Directions for this task: Transcribe all of the material below word for word and leave out its pictures.

Listed records:
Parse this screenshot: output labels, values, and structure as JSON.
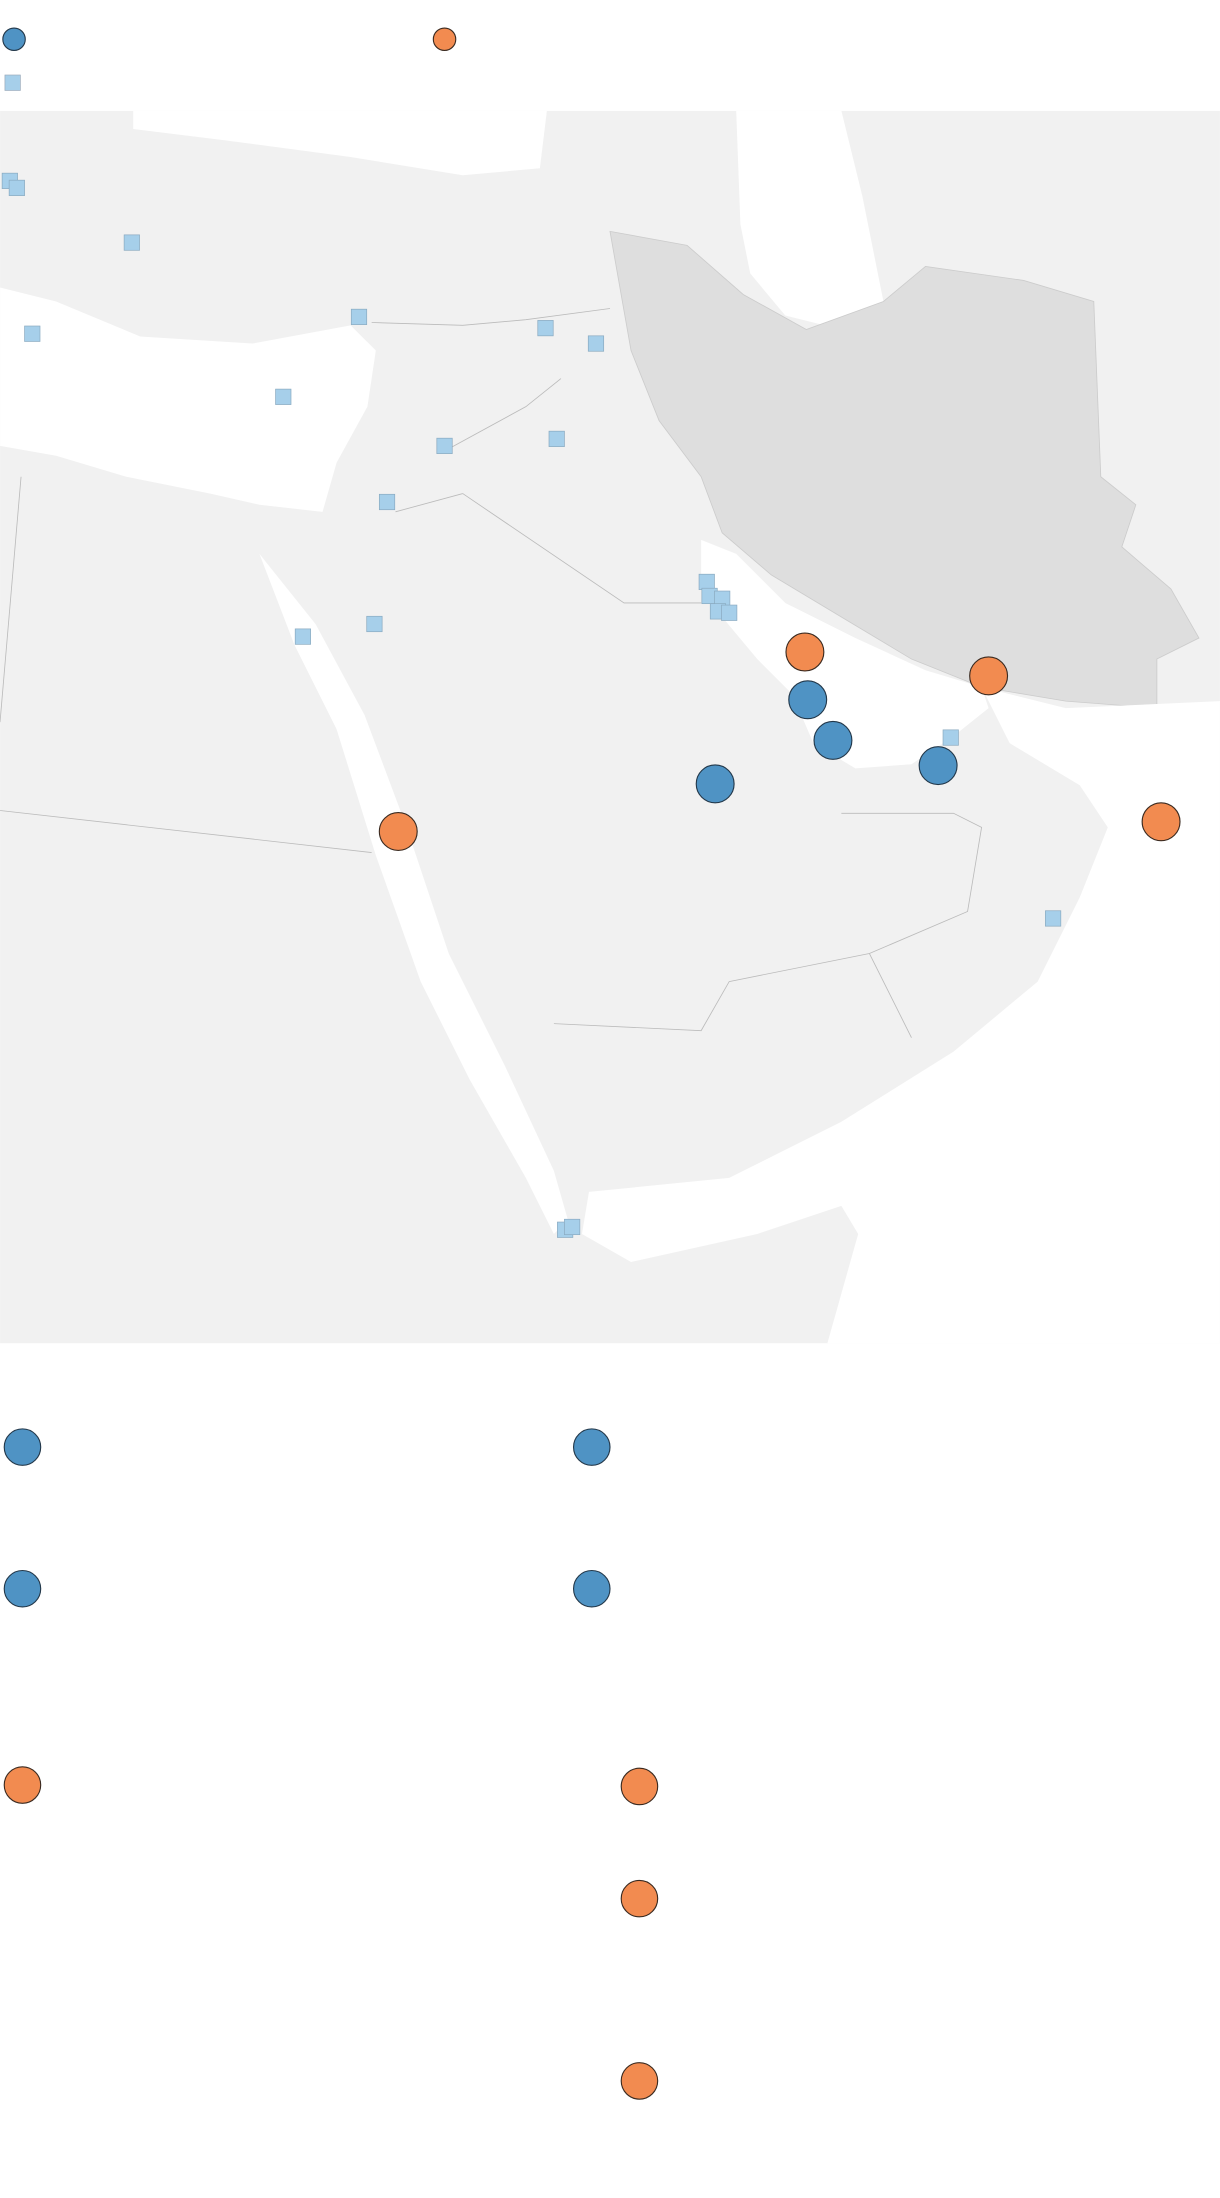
{
  "legend": {
    "items": [
      {
        "shape": "circle",
        "color": "#4f93c4"
      },
      {
        "shape": "circle",
        "color": "#f28b50"
      },
      {
        "shape": "square",
        "color": "#a6cfea"
      }
    ]
  },
  "colors": {
    "blue_marker": "#4f93c4",
    "orange_marker": "#f28b50",
    "square_marker": "#a6cfea",
    "land": "#f1f1f1",
    "highlighted_country": "#dedede",
    "water": "#ffffff"
  }
}
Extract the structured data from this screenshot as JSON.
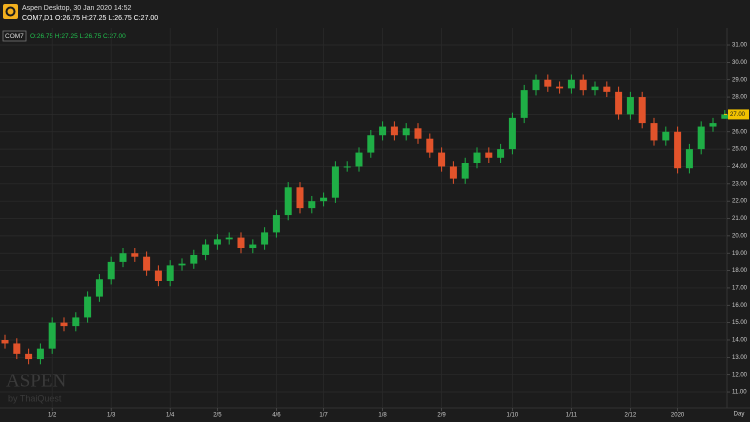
{
  "header": {
    "app_title": "Aspen Desktop, 30 Jan 2020 14:52",
    "symbol_line": "COM7,D1 O:26.75 H:27.25 L:26.75 C:27.00"
  },
  "chart_data": {
    "type": "candlestick",
    "legend_symbol": "COM7",
    "legend_ohlc": "O:26.75 H:27.25 L:26.75 C:27.00",
    "categories": [
      null,
      null,
      null,
      null,
      "1/2",
      null,
      null,
      null,
      null,
      "1/3",
      null,
      null,
      null,
      null,
      "1/4",
      null,
      null,
      null,
      "2/5",
      null,
      null,
      null,
      null,
      "4/6",
      null,
      null,
      null,
      "1/7",
      null,
      null,
      null,
      null,
      "1/8",
      null,
      null,
      null,
      null,
      "2/9",
      null,
      null,
      null,
      null,
      null,
      "1/10",
      null,
      null,
      null,
      null,
      "1/11",
      null,
      null,
      null,
      null,
      "2/12",
      null,
      null,
      null,
      "2020",
      null,
      null,
      null,
      null
    ],
    "x_axis_label": "Day",
    "open": [
      14.0,
      13.8,
      13.2,
      12.9,
      13.5,
      15.0,
      14.8,
      15.3,
      16.5,
      17.5,
      18.5,
      19.0,
      18.8,
      18.0,
      17.4,
      18.3,
      18.4,
      18.9,
      19.5,
      19.8,
      19.9,
      19.3,
      19.5,
      20.2,
      21.2,
      22.8,
      21.6,
      22.0,
      22.2,
      24.0,
      24.0,
      24.8,
      25.8,
      26.3,
      25.8,
      26.2,
      25.6,
      24.8,
      24.0,
      23.3,
      24.2,
      24.8,
      24.5,
      25.0,
      26.8,
      28.4,
      29.0,
      28.6,
      28.5,
      29.0,
      28.4,
      28.6,
      28.3,
      27.0,
      28.0,
      26.5,
      25.5,
      26.0,
      23.9,
      25.0,
      26.3,
      26.75
    ],
    "high": [
      14.3,
      14.1,
      13.5,
      13.8,
      15.3,
      15.3,
      15.6,
      16.8,
      17.8,
      18.8,
      19.3,
      19.3,
      19.1,
      18.3,
      18.6,
      18.7,
      19.2,
      19.8,
      20.1,
      20.2,
      20.2,
      19.8,
      20.5,
      21.5,
      23.1,
      23.1,
      22.3,
      22.5,
      24.3,
      24.3,
      25.1,
      26.1,
      26.6,
      26.6,
      26.5,
      26.5,
      25.9,
      25.1,
      24.3,
      24.5,
      25.1,
      25.1,
      25.3,
      27.1,
      28.7,
      29.3,
      29.3,
      28.9,
      29.3,
      29.3,
      28.9,
      28.9,
      28.6,
      28.3,
      28.3,
      26.8,
      26.3,
      26.3,
      25.3,
      26.6,
      26.8,
      27.25
    ],
    "low": [
      13.5,
      12.9,
      12.6,
      12.6,
      13.2,
      14.5,
      14.5,
      15.0,
      16.2,
      17.2,
      18.2,
      18.5,
      17.7,
      17.1,
      17.1,
      18.0,
      18.1,
      18.6,
      19.2,
      19.5,
      19.0,
      19.0,
      19.2,
      19.9,
      20.9,
      21.3,
      21.3,
      21.7,
      21.9,
      23.7,
      23.7,
      24.5,
      25.5,
      25.5,
      25.5,
      25.3,
      24.5,
      23.7,
      23.0,
      23.0,
      23.9,
      24.2,
      24.2,
      24.7,
      26.5,
      28.1,
      28.3,
      28.2,
      28.2,
      28.1,
      28.1,
      28.0,
      26.7,
      26.7,
      26.2,
      25.2,
      25.2,
      23.6,
      23.6,
      24.7,
      26.0,
      26.75
    ],
    "close": [
      13.8,
      13.2,
      12.9,
      13.5,
      15.0,
      14.8,
      15.3,
      16.5,
      17.5,
      18.5,
      19.0,
      18.8,
      18.0,
      17.4,
      18.3,
      18.4,
      18.9,
      19.5,
      19.8,
      19.9,
      19.3,
      19.5,
      20.2,
      21.2,
      22.8,
      21.6,
      22.0,
      22.2,
      24.0,
      24.0,
      24.8,
      25.8,
      26.3,
      25.8,
      26.2,
      25.6,
      24.8,
      24.0,
      23.3,
      24.2,
      24.8,
      24.5,
      25.0,
      26.8,
      28.4,
      29.0,
      28.6,
      28.5,
      29.0,
      28.4,
      28.6,
      28.3,
      27.0,
      28.0,
      26.5,
      25.5,
      26.0,
      23.9,
      25.0,
      26.3,
      26.5,
      27.0
    ],
    "up_color": "#1fae46",
    "down_color": "#e2532b",
    "ylim": [
      10.08,
      31.98
    ],
    "yticks": [
      {
        "value": 11,
        "label": "11.00"
      },
      {
        "value": 12,
        "label": "12.00"
      },
      {
        "value": 13,
        "label": "13.00"
      },
      {
        "value": 14,
        "label": "14.00"
      },
      {
        "value": 15,
        "label": "15.00"
      },
      {
        "value": 16,
        "label": "16.00"
      },
      {
        "value": 17,
        "label": "17.00"
      },
      {
        "value": 18,
        "label": "18.00"
      },
      {
        "value": 19,
        "label": "19.00"
      },
      {
        "value": 20,
        "label": "20.00"
      },
      {
        "value": 21,
        "label": "21.00"
      },
      {
        "value": 22,
        "label": "22.00"
      },
      {
        "value": 23,
        "label": "23.00"
      },
      {
        "value": 24,
        "label": "24.00"
      },
      {
        "value": 25,
        "label": "25.00"
      },
      {
        "value": 26,
        "label": "26.00"
      },
      {
        "value": 27,
        "label": "27.00"
      },
      {
        "value": 28,
        "label": "28.00"
      },
      {
        "value": 29,
        "label": "29.00"
      },
      {
        "value": 30,
        "label": "30.00"
      },
      {
        "value": 31,
        "label": "31.00"
      }
    ],
    "grid": true,
    "last_price": {
      "value": 27,
      "label": "27.00"
    },
    "watermark": "ASPEN",
    "watermark_sub": "by ThaiQuest"
  }
}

Answer in full:
Parse this screenshot: output labels, values, and structure as JSON.
{
  "legend": {
    "items": [
      {
        "shape": "circle",
        "color": "#4f93c4"
      },
      {
        "shape": "circle",
        "color": "#f28b50"
      },
      {
        "shape": "square",
        "color": "#a6cfea"
      }
    ]
  },
  "colors": {
    "blue_marker": "#4f93c4",
    "orange_marker": "#f28b50",
    "square_marker": "#a6cfea",
    "land": "#f1f1f1",
    "highlighted_country": "#dedede",
    "water": "#ffffff"
  }
}
Extract the structured data from this screenshot as JSON.
{
  "header": {
    "app_title": "Aspen Desktop, 30 Jan 2020 14:52",
    "symbol_line": "COM7,D1 O:26.75 H:27.25 L:26.75 C:27.00"
  },
  "chart_data": {
    "type": "candlestick",
    "legend_symbol": "COM7",
    "legend_ohlc": "O:26.75 H:27.25 L:26.75 C:27.00",
    "categories": [
      null,
      null,
      null,
      null,
      "1/2",
      null,
      null,
      null,
      null,
      "1/3",
      null,
      null,
      null,
      null,
      "1/4",
      null,
      null,
      null,
      "2/5",
      null,
      null,
      null,
      null,
      "4/6",
      null,
      null,
      null,
      "1/7",
      null,
      null,
      null,
      null,
      "1/8",
      null,
      null,
      null,
      null,
      "2/9",
      null,
      null,
      null,
      null,
      null,
      "1/10",
      null,
      null,
      null,
      null,
      "1/11",
      null,
      null,
      null,
      null,
      "2/12",
      null,
      null,
      null,
      "2020",
      null,
      null,
      null,
      null
    ],
    "x_axis_label": "Day",
    "open": [
      14.0,
      13.8,
      13.2,
      12.9,
      13.5,
      15.0,
      14.8,
      15.3,
      16.5,
      17.5,
      18.5,
      19.0,
      18.8,
      18.0,
      17.4,
      18.3,
      18.4,
      18.9,
      19.5,
      19.8,
      19.9,
      19.3,
      19.5,
      20.2,
      21.2,
      22.8,
      21.6,
      22.0,
      22.2,
      24.0,
      24.0,
      24.8,
      25.8,
      26.3,
      25.8,
      26.2,
      25.6,
      24.8,
      24.0,
      23.3,
      24.2,
      24.8,
      24.5,
      25.0,
      26.8,
      28.4,
      29.0,
      28.6,
      28.5,
      29.0,
      28.4,
      28.6,
      28.3,
      27.0,
      28.0,
      26.5,
      25.5,
      26.0,
      23.9,
      25.0,
      26.3,
      26.75
    ],
    "high": [
      14.3,
      14.1,
      13.5,
      13.8,
      15.3,
      15.3,
      15.6,
      16.8,
      17.8,
      18.8,
      19.3,
      19.3,
      19.1,
      18.3,
      18.6,
      18.7,
      19.2,
      19.8,
      20.1,
      20.2,
      20.2,
      19.8,
      20.5,
      21.5,
      23.1,
      23.1,
      22.3,
      22.5,
      24.3,
      24.3,
      25.1,
      26.1,
      26.6,
      26.6,
      26.5,
      26.5,
      25.9,
      25.1,
      24.3,
      24.5,
      25.1,
      25.1,
      25.3,
      27.1,
      28.7,
      29.3,
      29.3,
      28.9,
      29.3,
      29.3,
      28.9,
      28.9,
      28.6,
      28.3,
      28.3,
      26.8,
      26.3,
      26.3,
      25.3,
      26.6,
      26.8,
      27.25
    ],
    "low": [
      13.5,
      12.9,
      12.6,
      12.6,
      13.2,
      14.5,
      14.5,
      15.0,
      16.2,
      17.2,
      18.2,
      18.5,
      17.7,
      17.1,
      17.1,
      18.0,
      18.1,
      18.6,
      19.2,
      19.5,
      19.0,
      19.0,
      19.2,
      19.9,
      20.9,
      21.3,
      21.3,
      21.7,
      21.9,
      23.7,
      23.7,
      24.5,
      25.5,
      25.5,
      25.5,
      25.3,
      24.5,
      23.7,
      23.0,
      23.0,
      23.9,
      24.2,
      24.2,
      24.7,
      26.5,
      28.1,
      28.3,
      28.2,
      28.2,
      28.1,
      28.1,
      28.0,
      26.7,
      26.7,
      26.2,
      25.2,
      25.2,
      23.6,
      23.6,
      24.7,
      26.0,
      26.75
    ],
    "close": [
      13.8,
      13.2,
      12.9,
      13.5,
      15.0,
      14.8,
      15.3,
      16.5,
      17.5,
      18.5,
      19.0,
      18.8,
      18.0,
      17.4,
      18.3,
      18.4,
      18.9,
      19.5,
      19.8,
      19.9,
      19.3,
      19.5,
      20.2,
      21.2,
      22.8,
      21.6,
      22.0,
      22.2,
      24.0,
      24.0,
      24.8,
      25.8,
      26.3,
      25.8,
      26.2,
      25.6,
      24.8,
      24.0,
      23.3,
      24.2,
      24.8,
      24.5,
      25.0,
      26.8,
      28.4,
      29.0,
      28.6,
      28.5,
      29.0,
      28.4,
      28.6,
      28.3,
      27.0,
      28.0,
      26.5,
      25.5,
      26.0,
      23.9,
      25.0,
      26.3,
      26.5,
      27.0
    ],
    "up_color": "#1fae46",
    "down_color": "#e2532b",
    "ylim": [
      10.08,
      31.98
    ],
    "yticks": [
      {
        "value": 11,
        "label": "11.00"
      },
      {
        "value": 12,
        "label": "12.00"
      },
      {
        "value": 13,
        "label": "13.00"
      },
      {
        "value": 14,
        "label": "14.00"
      },
      {
        "value": 15,
        "label": "15.00"
      },
      {
        "value": 16,
        "label": "16.00"
      },
      {
        "value": 17,
        "label": "17.00"
      },
      {
        "value": 18,
        "label": "18.00"
      },
      {
        "value": 19,
        "label": "19.00"
      },
      {
        "value": 20,
        "label": "20.00"
      },
      {
        "value": 21,
        "label": "21.00"
      },
      {
        "value": 22,
        "label": "22.00"
      },
      {
        "value": 23,
        "label": "23.00"
      },
      {
        "value": 24,
        "label": "24.00"
      },
      {
        "value": 25,
        "label": "25.00"
      },
      {
        "value": 26,
        "label": "26.00"
      },
      {
        "value": 27,
        "label": "27.00"
      },
      {
        "value": 28,
        "label": "28.00"
      },
      {
        "value": 29,
        "label": "29.00"
      },
      {
        "value": 30,
        "label": "30.00"
      },
      {
        "value": 31,
        "label": "31.00"
      }
    ],
    "grid": true,
    "last_price": {
      "value": 27,
      "label": "27.00"
    },
    "watermark": "ASPEN",
    "watermark_sub": "by ThaiQuest"
  }
}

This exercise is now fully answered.